(Collected data)
★ ★ ★

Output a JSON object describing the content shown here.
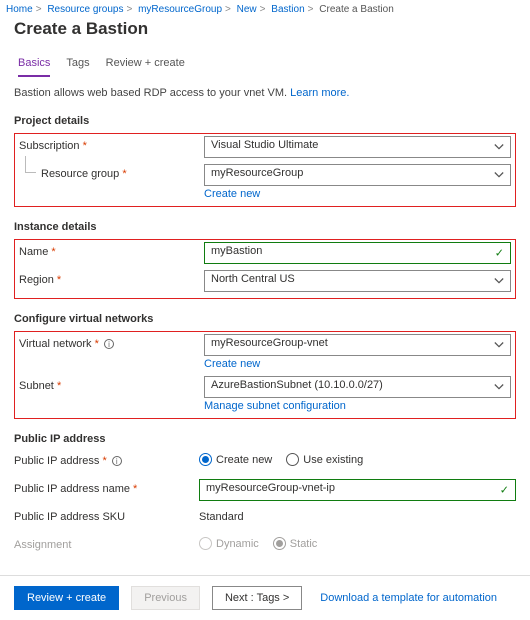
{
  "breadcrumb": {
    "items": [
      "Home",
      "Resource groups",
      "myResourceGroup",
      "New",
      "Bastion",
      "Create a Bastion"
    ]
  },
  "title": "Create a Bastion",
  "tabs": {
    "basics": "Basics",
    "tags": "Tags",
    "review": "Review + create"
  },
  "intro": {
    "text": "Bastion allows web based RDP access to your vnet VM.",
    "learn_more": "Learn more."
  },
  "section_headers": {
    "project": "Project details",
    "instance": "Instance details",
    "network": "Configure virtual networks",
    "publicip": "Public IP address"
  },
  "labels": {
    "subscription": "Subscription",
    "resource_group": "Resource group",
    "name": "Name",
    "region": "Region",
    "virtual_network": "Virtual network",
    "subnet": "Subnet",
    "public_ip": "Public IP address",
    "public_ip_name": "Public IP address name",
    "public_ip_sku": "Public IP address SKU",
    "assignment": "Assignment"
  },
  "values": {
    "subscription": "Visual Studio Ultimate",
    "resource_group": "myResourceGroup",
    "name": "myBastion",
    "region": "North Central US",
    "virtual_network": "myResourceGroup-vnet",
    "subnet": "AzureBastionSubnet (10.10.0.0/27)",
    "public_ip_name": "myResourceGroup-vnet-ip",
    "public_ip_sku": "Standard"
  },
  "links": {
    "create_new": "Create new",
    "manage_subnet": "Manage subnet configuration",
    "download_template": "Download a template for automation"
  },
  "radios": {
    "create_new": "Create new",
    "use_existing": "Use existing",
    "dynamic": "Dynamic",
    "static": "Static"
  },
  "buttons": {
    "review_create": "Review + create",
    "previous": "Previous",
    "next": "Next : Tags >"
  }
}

★ ★ ★

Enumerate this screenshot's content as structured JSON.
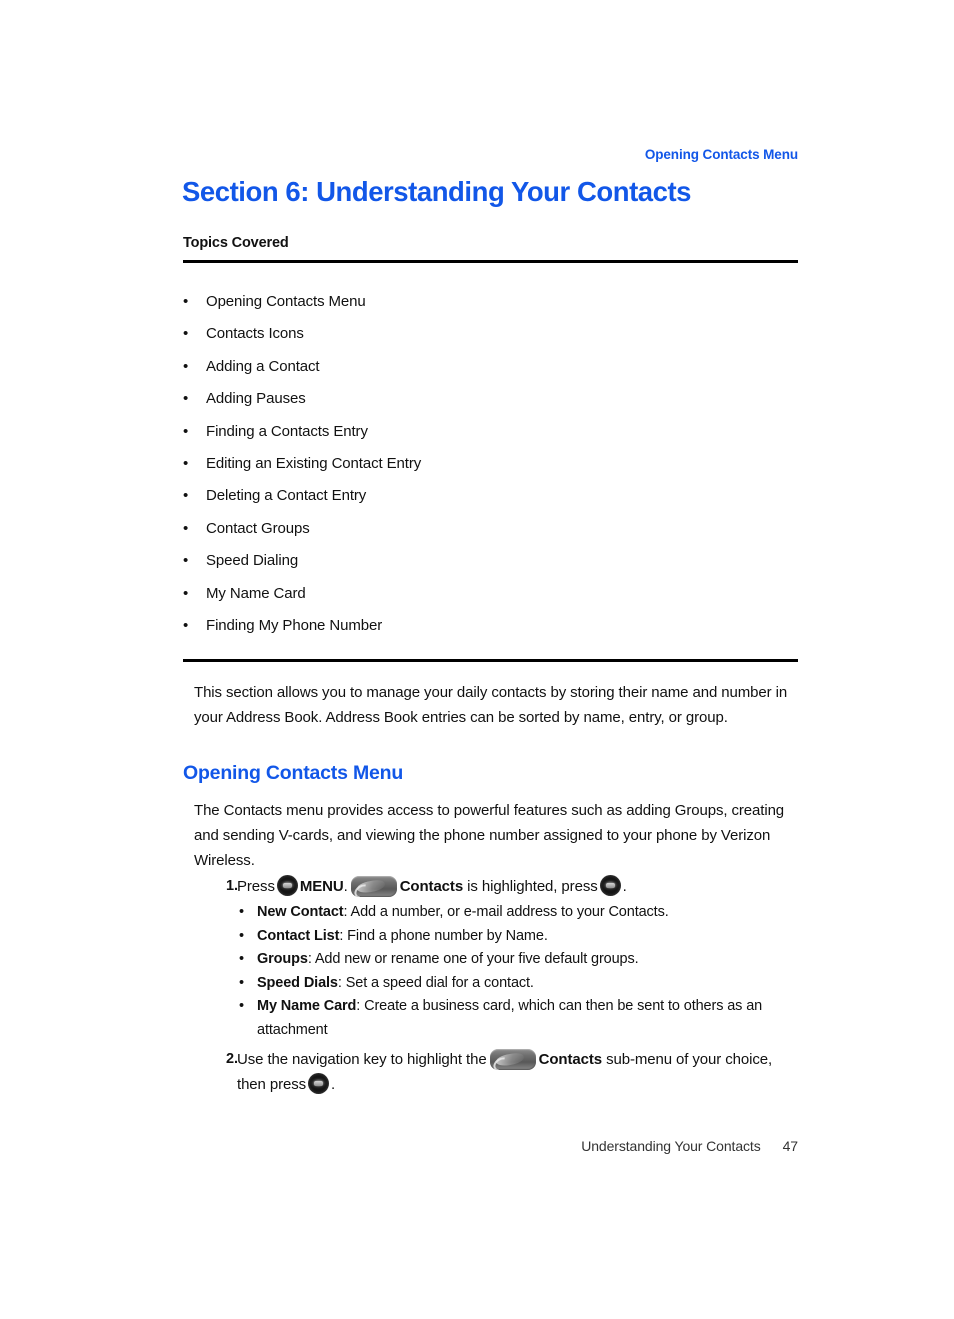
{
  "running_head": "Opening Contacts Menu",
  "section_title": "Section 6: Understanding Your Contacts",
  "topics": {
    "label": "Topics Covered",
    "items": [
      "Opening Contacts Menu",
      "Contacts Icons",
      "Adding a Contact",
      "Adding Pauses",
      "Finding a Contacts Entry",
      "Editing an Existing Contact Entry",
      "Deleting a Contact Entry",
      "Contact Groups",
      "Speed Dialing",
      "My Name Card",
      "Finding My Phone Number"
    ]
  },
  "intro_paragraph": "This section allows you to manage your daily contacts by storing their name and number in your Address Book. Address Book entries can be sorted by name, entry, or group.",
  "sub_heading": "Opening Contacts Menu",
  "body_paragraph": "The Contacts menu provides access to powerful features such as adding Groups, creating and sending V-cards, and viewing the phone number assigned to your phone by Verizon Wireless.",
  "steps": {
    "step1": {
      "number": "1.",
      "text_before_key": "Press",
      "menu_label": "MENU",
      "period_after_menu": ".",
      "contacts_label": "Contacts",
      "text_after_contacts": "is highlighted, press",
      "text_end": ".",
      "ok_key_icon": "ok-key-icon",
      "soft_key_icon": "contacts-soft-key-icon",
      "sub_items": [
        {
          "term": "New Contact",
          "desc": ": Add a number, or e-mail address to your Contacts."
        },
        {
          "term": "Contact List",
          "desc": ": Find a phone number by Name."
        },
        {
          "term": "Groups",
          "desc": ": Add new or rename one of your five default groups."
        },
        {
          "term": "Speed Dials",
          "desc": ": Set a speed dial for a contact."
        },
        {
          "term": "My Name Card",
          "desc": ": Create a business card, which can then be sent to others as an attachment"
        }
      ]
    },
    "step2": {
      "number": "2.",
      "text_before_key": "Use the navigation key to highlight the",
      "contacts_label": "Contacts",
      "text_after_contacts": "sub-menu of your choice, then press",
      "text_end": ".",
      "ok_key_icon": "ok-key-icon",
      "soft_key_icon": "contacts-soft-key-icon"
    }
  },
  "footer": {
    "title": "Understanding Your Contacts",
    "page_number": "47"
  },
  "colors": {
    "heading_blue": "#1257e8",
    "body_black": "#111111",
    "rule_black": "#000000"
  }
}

★ ★ ★

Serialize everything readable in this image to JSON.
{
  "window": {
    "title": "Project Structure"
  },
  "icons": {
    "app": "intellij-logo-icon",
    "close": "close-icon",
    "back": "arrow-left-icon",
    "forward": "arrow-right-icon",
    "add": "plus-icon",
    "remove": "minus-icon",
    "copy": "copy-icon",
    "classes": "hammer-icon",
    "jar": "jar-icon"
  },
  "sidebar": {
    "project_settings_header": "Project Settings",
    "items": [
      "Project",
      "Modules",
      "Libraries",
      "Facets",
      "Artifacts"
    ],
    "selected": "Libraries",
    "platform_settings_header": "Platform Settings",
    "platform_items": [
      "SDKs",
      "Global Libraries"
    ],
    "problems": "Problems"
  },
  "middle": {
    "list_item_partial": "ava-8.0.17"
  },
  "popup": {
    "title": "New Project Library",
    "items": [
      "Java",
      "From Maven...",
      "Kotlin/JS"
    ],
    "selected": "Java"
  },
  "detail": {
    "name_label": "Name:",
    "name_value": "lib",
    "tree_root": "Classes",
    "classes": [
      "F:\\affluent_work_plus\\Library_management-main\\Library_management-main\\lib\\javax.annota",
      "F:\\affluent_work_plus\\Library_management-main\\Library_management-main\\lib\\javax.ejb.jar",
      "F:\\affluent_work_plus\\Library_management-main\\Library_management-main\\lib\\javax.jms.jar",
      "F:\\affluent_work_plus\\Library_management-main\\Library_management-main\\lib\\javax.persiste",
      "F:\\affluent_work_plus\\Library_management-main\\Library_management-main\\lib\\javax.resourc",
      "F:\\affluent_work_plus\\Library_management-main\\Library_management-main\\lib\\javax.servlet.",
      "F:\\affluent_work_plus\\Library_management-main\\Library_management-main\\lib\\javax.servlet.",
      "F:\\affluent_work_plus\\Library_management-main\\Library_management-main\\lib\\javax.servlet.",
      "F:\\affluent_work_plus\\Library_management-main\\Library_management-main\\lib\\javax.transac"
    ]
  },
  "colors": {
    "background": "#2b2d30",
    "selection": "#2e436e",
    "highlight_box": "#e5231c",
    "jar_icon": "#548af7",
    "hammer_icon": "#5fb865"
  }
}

★ ★ ★

Copy every line above that holds the word "Understanding".

[Finished exercise]:
  "section_title": "Section 6: Understanding Your Contacts",
    "title": "Understanding Your Contacts",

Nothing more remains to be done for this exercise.